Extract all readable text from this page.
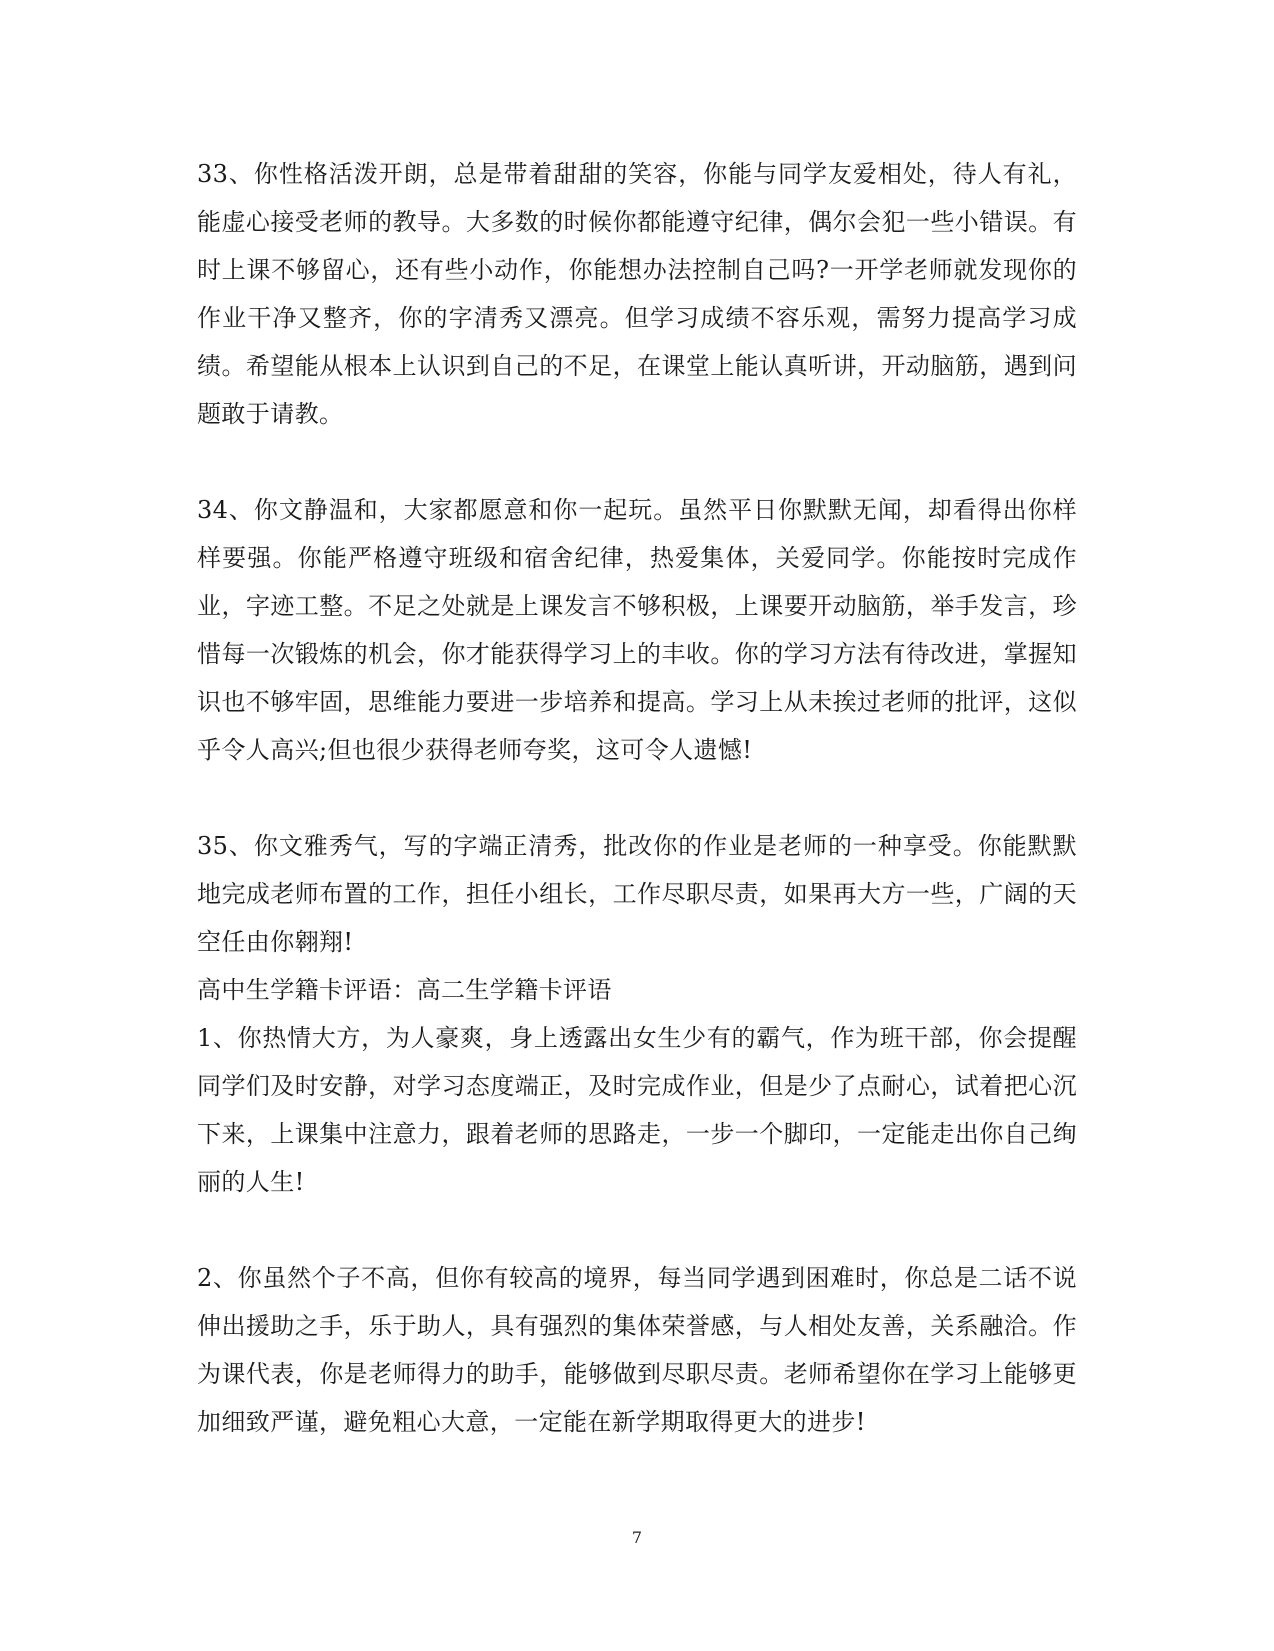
33、你性格活泼开朗，总是带着甜甜的笑容，你能与同学友爱相处，待人有礼，能虚心接受老师的教导。大多数的时候你都能遵守纪律，偶尔会犯一些小错误。有时上课不够留心，还有些小动作，你能想办法控制自己吗?一开学老师就发现你的作业干净又整齐，你的字清秀又漂亮。但学习成绩不容乐观，需努力提高学习成绩。希望能从根本上认识到自己的不足，在课堂上能认真听讲，开动脑筋，遇到问题敢于请教。

34、你文静温和，大家都愿意和你一起玩。虽然平日你默默无闻，却看得出你样样要强。你能严格遵守班级和宿舍纪律，热爱集体，关爱同学。你能按时完成作业，字迹工整。不足之处就是上课发言不够积极，上课要开动脑筋，举手发言，珍惜每一次锻炼的机会，你才能获得学习上的丰收。你的学习方法有待改进，掌握知识也不够牢固，思维能力要进一步培养和提高。学习上从未挨过老师的批评，这似乎令人高兴;但也很少获得老师夸奖，这可令人遗憾!

35、你文雅秀气，写的字端正清秀，批改你的作业是老师的一种享受。你能默默地完成老师布置的工作，担任小组长，工作尽职尽责，如果再大方一些，广阔的天空任由你翱翔!

高中生学籍卡评语：高二生学籍卡评语

1、你热情大方，为人豪爽，身上透露出女生少有的霸气，作为班干部，你会提醒同学们及时安静，对学习态度端正，及时完成作业，但是少了点耐心，试着把心沉下来，上课集中注意力，跟着老师的思路走，一步一个脚印，一定能走出你自己绚丽的人生!

2、你虽然个子不高，但你有较高的境界，每当同学遇到困难时，你总是二话不说伸出援助之手，乐于助人，具有强烈的集体荣誉感，与人相处友善，关系融洽。作为课代表，你是老师得力的助手，能够做到尽职尽责。老师希望你在学习上能够更加细致严谨，避免粗心大意，一定能在新学期取得更大的进步!

7
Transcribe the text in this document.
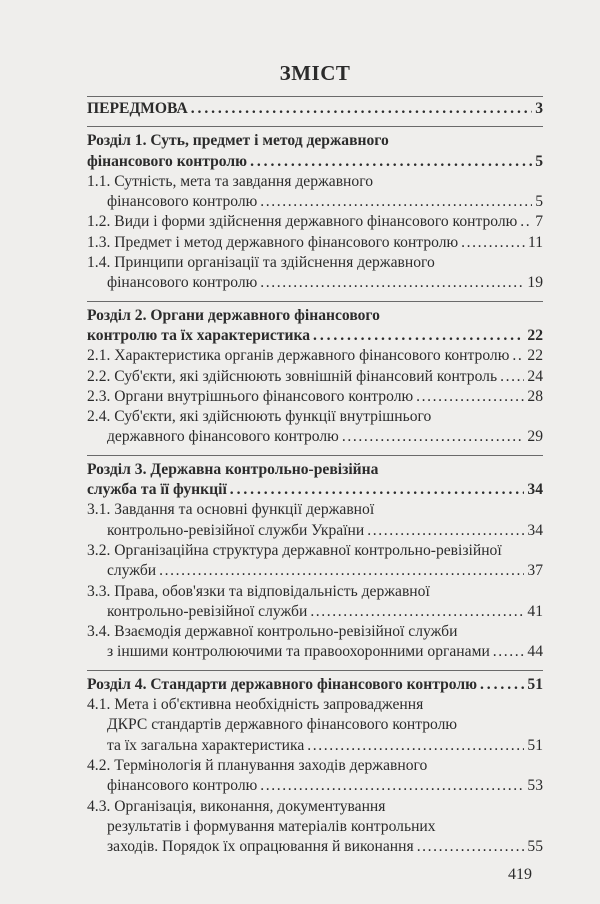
ЗМІСТ
ПЕРЕДМОВА . . .	3
Розділ 1. Суть, предмет і метод державного
фінансового контролю . . .	5
1.1. Сутність, мета та завдання державного
фінансового контролю .....	5
1.2. Види і форми здійснення державного фінансового контролю ..... 7
1.3. Предмет і метод державного фінансового контролю .....	11
1.4. Принципи організації та здійснення державного
фінансового контролю .....	19
Розділ 2. Органи державного фінансового
контролю та їх характеристика . . .	22
2.1. Характеристика органів державного фінансового контролю ..... 22
2.2. Суб'єкти, які здійснюють зовнішній фінансовий контроль ..... 24
2.3. Органи внутрішнього фінансового контролю .....	28
2.4. Суб'єкти, які здійснюють функції внутрішнього
державного фінансового контролю .....	29
Розділ 3. Державна контрольно-ревізійна
служба та її функції . . .	34
3.1. Завдання та основні функції державної
контрольно-ревізійної служби України .....	34
3.2. Організаційна структура державної контрольно-ревізійної
служби .....	37
3.3. Права, обов'язки та відповідальність державної
контрольно-ревізійної служби .....	41
3.4. Взаємодія державної контрольно-ревізійної служби
з іншими контролюючими та правоохоронними органами ..... 44
Розділ 4. Стандарти державного фінансового контролю . . .	51
4.1. Мета і об'єктивна необхідність запровадження
ДКРС стандартів державного фінансового контролю
та їх загальна характеристика .....	51
4.2. Термінологія й планування заходів державного
фінансового контролю .....	53
4.3. Організація, виконання, документування
результатів і формування матеріалів контрольних
заходів. Порядок їх опрацювання й виконання .....	55
419
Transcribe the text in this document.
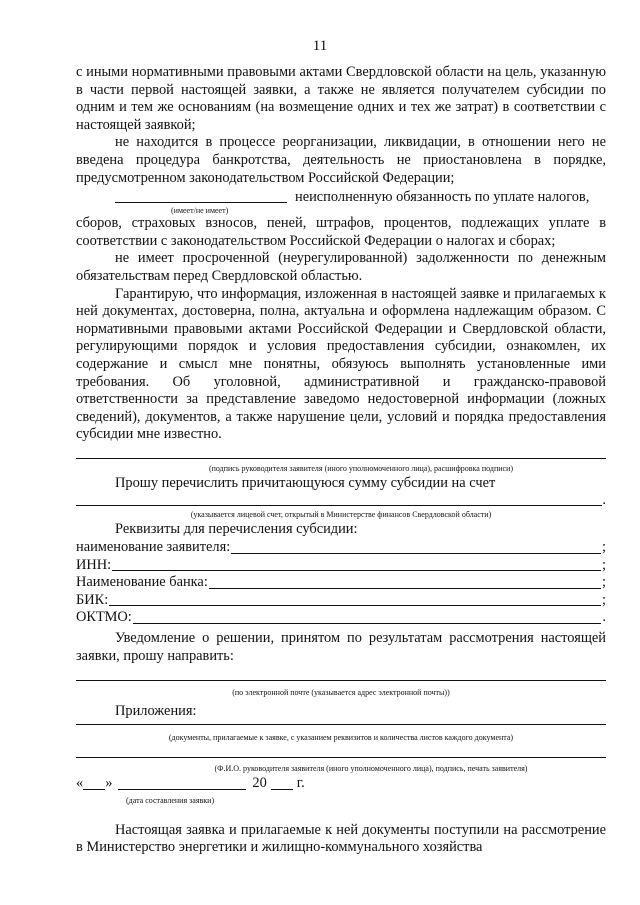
11

с иными нормативными правовыми актами Свердловской области на цель, указанную в части первой настоящей заявки, а также не является получателем субсидии по одним и тем же основаниям (на возмещение одних и тех же затрат) в соответствии с настоящей заявкой;

не находится в процессе реорганизации, ликвидации, в отношении него не введена процедура банкротства, деятельность не приостановлена в порядке, предусмотренном законодательством Российской Федерации;

неисполненную обязанность по уплате налогов,
(имеет/не имеет)

сборов, страховых взносов, пеней, штрафов, процентов, подлежащих уплате в соответствии с законодательством Российской Федерации о налогах и сборах;

не имеет просроченной (неурегулированной) задолженности по денежным обязательствам перед Свердловской областью.

Гарантирую, что информация, изложенная в настоящей заявке и прилагаемых к ней документах, достоверна, полна, актуальна и оформлена надлежащим образом. С нормативными правовыми актами Российской Федерации и Свердловской области, регулирующими порядок и условия предоставления субсидии, ознакомлен, их содержание и смысл мне понятны, обязуюсь выполнять установленные ими требования. Об уголовной, административной и гражданско-правовой ответственности за представление заведомо недостоверной информации (ложных сведений), документов, а также нарушение цели, условий и порядка предоставления субсидии мне известно.

(подпись руководителя заявителя (иного уполномоченного лица), расшифровка подписи)

Прошу перечислить причитающуюся сумму субсидии на счет

.
(указывается лицевой счет, открытый в Министерстве финансов Свердловской области)

Реквизиты для перечисления субсидии:

наименование заявителя:	;
ИНН:	;
Наименование банка:	;
БИК:	;
ОКТМО:	.

Уведомление о решении, принятом по результатам рассмотрения настоящей заявки, прошу направить:

(по электронной почте (указывается адрес электронной почты))

Приложения:

(документы, прилагаемые к заявке, с указанием реквизитов и количества листов каждого документа)
(Ф.И.О. руководителя заявителя (иного уполномоченного лица), подпись, печать заявителя)
« »	20 г.
(дата составления заявки)

Настоящая заявка и прилагаемые к ней документы поступили на рассмотрение в Министерство энергетики и жилищно-коммунального хозяйства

▬▬▬▬▬▬

• _TASK BRIEF_
Your copy should match the records word for word, with the pictures removed.

• _EXERCISE RESPONSE_
Extract all readable text from this page.
33、你性格活泼开朗，总是带着甜甜的笑容，你能与同学友爱相处，待人有礼，能虚心接受老师的教导。大多数的时候你都能遵守纪律，偶尔会犯一些小错误。有时上课不够留心，还有些小动作，你能想办法控制自己吗?一开学老师就发现你的作业干净又整齐，你的字清秀又漂亮。但学习成绩不容乐观，需努力提高学习成绩。希望能从根本上认识到自己的不足，在课堂上能认真听讲，开动脑筋，遇到问题敢于请教。

34、你文静温和，大家都愿意和你一起玩。虽然平日你默默无闻，却看得出你样样要强。你能严格遵守班级和宿舍纪律，热爱集体，关爱同学。你能按时完成作业，字迹工整。不足之处就是上课发言不够积极，上课要开动脑筋，举手发言，珍惜每一次锻炼的机会，你才能获得学习上的丰收。你的学习方法有待改进，掌握知识也不够牢固，思维能力要进一步培养和提高。学习上从未挨过老师的批评，这似乎令人高兴;但也很少获得老师夸奖，这可令人遗憾!

35、你文雅秀气，写的字端正清秀，批改你的作业是老师的一种享受。你能默默地完成老师布置的工作，担任小组长，工作尽职尽责，如果再大方一些，广阔的天空任由你翱翔!

高中生学籍卡评语：高二生学籍卡评语

1、你热情大方，为人豪爽，身上透露出女生少有的霸气，作为班干部，你会提醒同学们及时安静，对学习态度端正，及时完成作业，但是少了点耐心，试着把心沉下来，上课集中注意力，跟着老师的思路走，一步一个脚印，一定能走出你自己绚丽的人生!

2、你虽然个子不高，但你有较高的境界，每当同学遇到困难时，你总是二话不说伸出援助之手，乐于助人，具有强烈的集体荣誉感，与人相处友善，关系融洽。作为课代表，你是老师得力的助手，能够做到尽职尽责。老师希望你在学习上能够更加细致严谨，避免粗心大意，一定能在新学期取得更大的进步!

7
Transcribe the text in this document.
ЗМІСТ
ПЕРЕДМОВА . . .	3
Розділ 1. Суть, предмет і метод державного
фінансового контролю . . .	5
1.1. Сутність, мета та завдання державного
фінансового контролю .....	5
1.2. Види і форми здійснення державного фінансового контролю ..... 7
1.3. Предмет і метод державного фінансового контролю .....	11
1.4. Принципи організації та здійснення державного
фінансового контролю .....	19
Розділ 2. Органи державного фінансового
контролю та їх характеристика . . .	22
2.1. Характеристика органів державного фінансового контролю ..... 22
2.2. Суб'єкти, які здійснюють зовнішній фінансовий контроль ..... 24
2.3. Органи внутрішнього фінансового контролю .....	28
2.4. Суб'єкти, які здійснюють функції внутрішнього
державного фінансового контролю .....	29
Розділ 3. Державна контрольно-ревізійна
служба та її функції . . .	34
3.1. Завдання та основні функції державної
контрольно-ревізійної служби України .....	34
3.2. Організаційна структура державної контрольно-ревізійної
служби .....	37
3.3. Права, обов'язки та відповідальність державної
контрольно-ревізійної служби .....	41
3.4. Взаємодія державної контрольно-ревізійної служби
з іншими контролюючими та правоохоронними органами ..... 44
Розділ 4. Стандарти державного фінансового контролю . . .	51
4.1. Мета і об'єктивна необхідність запровадження
ДКРС стандартів державного фінансового контролю
та їх загальна характеристика .....	51
4.2. Термінологія й планування заходів державного
фінансового контролю .....	53
4.3. Організація, виконання, документування
результатів і формування матеріалів контрольних
заходів. Порядок їх опрацювання й виконання .....	55
419
Transcribe the text in this document.
11

с иными нормативными правовыми актами Свердловской области на цель, указанную в части первой настоящей заявки, а также не является получателем субсидии по одним и тем же основаниям (на возмещение одних и тех же затрат) в соответствии с настоящей заявкой;

не находится в процессе реорганизации, ликвидации, в отношении него не введена процедура банкротства, деятельность не приостановлена в порядке, предусмотренном законодательством Российской Федерации;

неисполненную обязанность по уплате налогов,
(имеет/не имеет)

сборов, страховых взносов, пеней, штрафов, процентов, подлежащих уплате в соответствии с законодательством Российской Федерации о налогах и сборах;

не имеет просроченной (неурегулированной) задолженности по денежным обязательствам перед Свердловской областью.

Гарантирую, что информация, изложенная в настоящей заявке и прилагаемых к ней документах, достоверна, полна, актуальна и оформлена надлежащим образом. С нормативными правовыми актами Российской Федерации и Свердловской области, регулирующими порядок и условия предоставления субсидии, ознакомлен, их содержание и смысл мне понятны, обязуюсь выполнять установленные ими требования. Об уголовной, административной и гражданско-правовой ответственности за представление заведомо недостоверной информации (ложных сведений), документов, а также нарушение цели, условий и порядка предоставления субсидии мне известно.

(подпись руководителя заявителя (иного уполномоченного лица), расшифровка подписи)

Прошу перечислить причитающуюся сумму субсидии на счет

.
(указывается лицевой счет, открытый в Министерстве финансов Свердловской области)

Реквизиты для перечисления субсидии:

наименование заявителя:	;
ИНН:	;
Наименование банка:	;
БИК:	;
ОКТМО:	.

Уведомление о решении, принятом по результатам рассмотрения настоящей заявки, прошу направить:

(по электронной почте (указывается адрес электронной почты))

Приложения:

(документы, прилагаемые к заявке, с указанием реквизитов и количества листов каждого документа)
(Ф.И.О. руководителя заявителя (иного уполномоченного лица), подпись, печать заявителя)
« »	20 г.
(дата составления заявки)

Настоящая заявка и прилагаемые к ней документы поступили на рассмотрение в Министерство энергетики и жилищно-коммунального хозяйства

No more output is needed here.